## Start
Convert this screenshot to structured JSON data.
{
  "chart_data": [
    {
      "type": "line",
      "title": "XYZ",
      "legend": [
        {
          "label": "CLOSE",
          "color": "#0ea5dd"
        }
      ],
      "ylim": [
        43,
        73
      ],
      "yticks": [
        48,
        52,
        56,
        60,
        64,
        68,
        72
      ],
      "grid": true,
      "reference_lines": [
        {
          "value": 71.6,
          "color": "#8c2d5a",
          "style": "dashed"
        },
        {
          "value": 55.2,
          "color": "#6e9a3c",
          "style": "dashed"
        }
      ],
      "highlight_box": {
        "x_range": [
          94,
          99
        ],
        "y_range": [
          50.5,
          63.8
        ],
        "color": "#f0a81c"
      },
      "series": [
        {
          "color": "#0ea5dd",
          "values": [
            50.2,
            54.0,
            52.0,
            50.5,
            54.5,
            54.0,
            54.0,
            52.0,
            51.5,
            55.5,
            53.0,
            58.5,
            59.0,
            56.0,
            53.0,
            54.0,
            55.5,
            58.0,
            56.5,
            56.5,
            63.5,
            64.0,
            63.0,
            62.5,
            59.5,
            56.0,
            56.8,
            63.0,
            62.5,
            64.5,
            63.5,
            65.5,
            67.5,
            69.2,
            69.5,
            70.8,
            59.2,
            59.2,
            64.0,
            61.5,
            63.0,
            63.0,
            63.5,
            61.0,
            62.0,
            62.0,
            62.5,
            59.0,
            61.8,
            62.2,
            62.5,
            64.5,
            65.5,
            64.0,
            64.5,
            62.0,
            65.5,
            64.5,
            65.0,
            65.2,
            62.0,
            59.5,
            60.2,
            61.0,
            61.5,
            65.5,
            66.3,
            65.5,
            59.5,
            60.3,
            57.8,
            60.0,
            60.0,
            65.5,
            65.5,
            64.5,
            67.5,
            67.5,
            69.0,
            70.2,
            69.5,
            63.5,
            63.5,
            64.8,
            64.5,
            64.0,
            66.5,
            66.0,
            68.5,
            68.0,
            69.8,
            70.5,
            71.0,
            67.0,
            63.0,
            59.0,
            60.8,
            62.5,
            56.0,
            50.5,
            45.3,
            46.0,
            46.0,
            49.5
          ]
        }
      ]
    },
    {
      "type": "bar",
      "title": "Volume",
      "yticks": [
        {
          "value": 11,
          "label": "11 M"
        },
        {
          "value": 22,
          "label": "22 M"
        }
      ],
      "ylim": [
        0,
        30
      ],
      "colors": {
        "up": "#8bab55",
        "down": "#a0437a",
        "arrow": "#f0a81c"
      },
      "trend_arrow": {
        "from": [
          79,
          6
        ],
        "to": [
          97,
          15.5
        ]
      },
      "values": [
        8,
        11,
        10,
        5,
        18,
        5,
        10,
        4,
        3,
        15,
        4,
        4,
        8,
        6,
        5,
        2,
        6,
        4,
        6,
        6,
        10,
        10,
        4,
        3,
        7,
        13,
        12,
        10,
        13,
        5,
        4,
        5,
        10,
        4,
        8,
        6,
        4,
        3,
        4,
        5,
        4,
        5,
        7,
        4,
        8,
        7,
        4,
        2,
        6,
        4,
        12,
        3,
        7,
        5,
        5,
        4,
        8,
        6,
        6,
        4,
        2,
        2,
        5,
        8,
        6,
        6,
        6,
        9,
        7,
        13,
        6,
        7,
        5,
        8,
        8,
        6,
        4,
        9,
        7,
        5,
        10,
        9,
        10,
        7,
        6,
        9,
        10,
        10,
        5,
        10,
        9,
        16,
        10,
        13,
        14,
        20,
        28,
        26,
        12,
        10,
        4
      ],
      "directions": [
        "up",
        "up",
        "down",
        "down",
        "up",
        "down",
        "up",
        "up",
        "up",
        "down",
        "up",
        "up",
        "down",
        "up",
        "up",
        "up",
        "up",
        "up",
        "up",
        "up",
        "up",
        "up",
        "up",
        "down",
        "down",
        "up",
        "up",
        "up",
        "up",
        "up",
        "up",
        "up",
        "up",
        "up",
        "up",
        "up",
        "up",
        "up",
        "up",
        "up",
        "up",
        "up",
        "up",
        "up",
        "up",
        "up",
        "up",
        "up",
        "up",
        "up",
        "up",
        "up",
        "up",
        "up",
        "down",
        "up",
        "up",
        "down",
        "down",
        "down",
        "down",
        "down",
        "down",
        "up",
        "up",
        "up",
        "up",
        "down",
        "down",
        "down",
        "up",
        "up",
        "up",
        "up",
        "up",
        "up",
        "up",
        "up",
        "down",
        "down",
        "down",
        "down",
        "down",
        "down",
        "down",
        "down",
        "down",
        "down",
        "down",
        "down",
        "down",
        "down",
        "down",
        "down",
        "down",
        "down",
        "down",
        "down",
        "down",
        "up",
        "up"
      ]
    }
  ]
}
## End
### [WRITTEN TASK]
Print the complete listing again, exactly as it stands.

### [RESPONSE TO THE TASK]
Convert this screenshot to structured JSON data.
{
  "chart_data": [
    {
      "type": "line",
      "title": "XYZ",
      "legend": [
        {
          "label": "CLOSE",
          "color": "#0ea5dd"
        }
      ],
      "ylim": [
        43,
        73
      ],
      "yticks": [
        48,
        52,
        56,
        60,
        64,
        68,
        72
      ],
      "grid": true,
      "reference_lines": [
        {
          "value": 71.6,
          "color": "#8c2d5a",
          "style": "dashed"
        },
        {
          "value": 55.2,
          "color": "#6e9a3c",
          "style": "dashed"
        }
      ],
      "highlight_box": {
        "x_range": [
          94,
          99
        ],
        "y_range": [
          50.5,
          63.8
        ],
        "color": "#f0a81c"
      },
      "series": [
        {
          "color": "#0ea5dd",
          "values": [
            50.2,
            54.0,
            52.0,
            50.5,
            54.5,
            54.0,
            54.0,
            52.0,
            51.5,
            55.5,
            53.0,
            58.5,
            59.0,
            56.0,
            53.0,
            54.0,
            55.5,
            58.0,
            56.5,
            56.5,
            63.5,
            64.0,
            63.0,
            62.5,
            59.5,
            56.0,
            56.8,
            63.0,
            62.5,
            64.5,
            63.5,
            65.5,
            67.5,
            69.2,
            69.5,
            70.8,
            59.2,
            59.2,
            64.0,
            61.5,
            63.0,
            63.0,
            63.5,
            61.0,
            62.0,
            62.0,
            62.5,
            59.0,
            61.8,
            62.2,
            62.5,
            64.5,
            65.5,
            64.0,
            64.5,
            62.0,
            65.5,
            64.5,
            65.0,
            65.2,
            62.0,
            59.5,
            60.2,
            61.0,
            61.5,
            65.5,
            66.3,
            65.5,
            59.5,
            60.3,
            57.8,
            60.0,
            60.0,
            65.5,
            65.5,
            64.5,
            67.5,
            67.5,
            69.0,
            70.2,
            69.5,
            63.5,
            63.5,
            64.8,
            64.5,
            64.0,
            66.5,
            66.0,
            68.5,
            68.0,
            69.8,
            70.5,
            71.0,
            67.0,
            63.0,
            59.0,
            60.8,
            62.5,
            56.0,
            50.5,
            45.3,
            46.0,
            46.0,
            49.5
          ]
        }
      ]
    },
    {
      "type": "bar",
      "title": "Volume",
      "yticks": [
        {
          "value": 11,
          "label": "11 M"
        },
        {
          "value": 22,
          "label": "22 M"
        }
      ],
      "ylim": [
        0,
        30
      ],
      "colors": {
        "up": "#8bab55",
        "down": "#a0437a",
        "arrow": "#f0a81c"
      },
      "trend_arrow": {
        "from": [
          79,
          6
        ],
        "to": [
          97,
          15.5
        ]
      },
      "values": [
        8,
        11,
        10,
        5,
        18,
        5,
        10,
        4,
        3,
        15,
        4,
        4,
        8,
        6,
        5,
        2,
        6,
        4,
        6,
        6,
        10,
        10,
        4,
        3,
        7,
        13,
        12,
        10,
        13,
        5,
        4,
        5,
        10,
        4,
        8,
        6,
        4,
        3,
        4,
        5,
        4,
        5,
        7,
        4,
        8,
        7,
        4,
        2,
        6,
        4,
        12,
        3,
        7,
        5,
        5,
        4,
        8,
        6,
        6,
        4,
        2,
        2,
        5,
        8,
        6,
        6,
        6,
        9,
        7,
        13,
        6,
        7,
        5,
        8,
        8,
        6,
        4,
        9,
        7,
        5,
        10,
        9,
        10,
        7,
        6,
        9,
        10,
        10,
        5,
        10,
        9,
        16,
        10,
        13,
        14,
        20,
        28,
        26,
        12,
        10,
        4
      ],
      "directions": [
        "up",
        "up",
        "down",
        "down",
        "up",
        "down",
        "up",
        "up",
        "up",
        "down",
        "up",
        "up",
        "down",
        "up",
        "up",
        "up",
        "up",
        "up",
        "up",
        "up",
        "up",
        "up",
        "up",
        "down",
        "down",
        "up",
        "up",
        "up",
        "up",
        "up",
        "up",
        "up",
        "up",
        "up",
        "up",
        "up",
        "up",
        "up",
        "up",
        "up",
        "up",
        "up",
        "up",
        "up",
        "up",
        "up",
        "up",
        "up",
        "up",
        "up",
        "up",
        "up",
        "up",
        "up",
        "down",
        "up",
        "up",
        "down",
        "down",
        "down",
        "down",
        "down",
        "down",
        "up",
        "up",
        "up",
        "up",
        "down",
        "down",
        "down",
        "up",
        "up",
        "up",
        "up",
        "up",
        "up",
        "up",
        "up",
        "down",
        "down",
        "down",
        "down",
        "down",
        "down",
        "down",
        "down",
        "down",
        "down",
        "down",
        "down",
        "down",
        "down",
        "down",
        "down",
        "down",
        "down",
        "down",
        "down",
        "down",
        "up",
        "up"
      ]
    }
  ]
}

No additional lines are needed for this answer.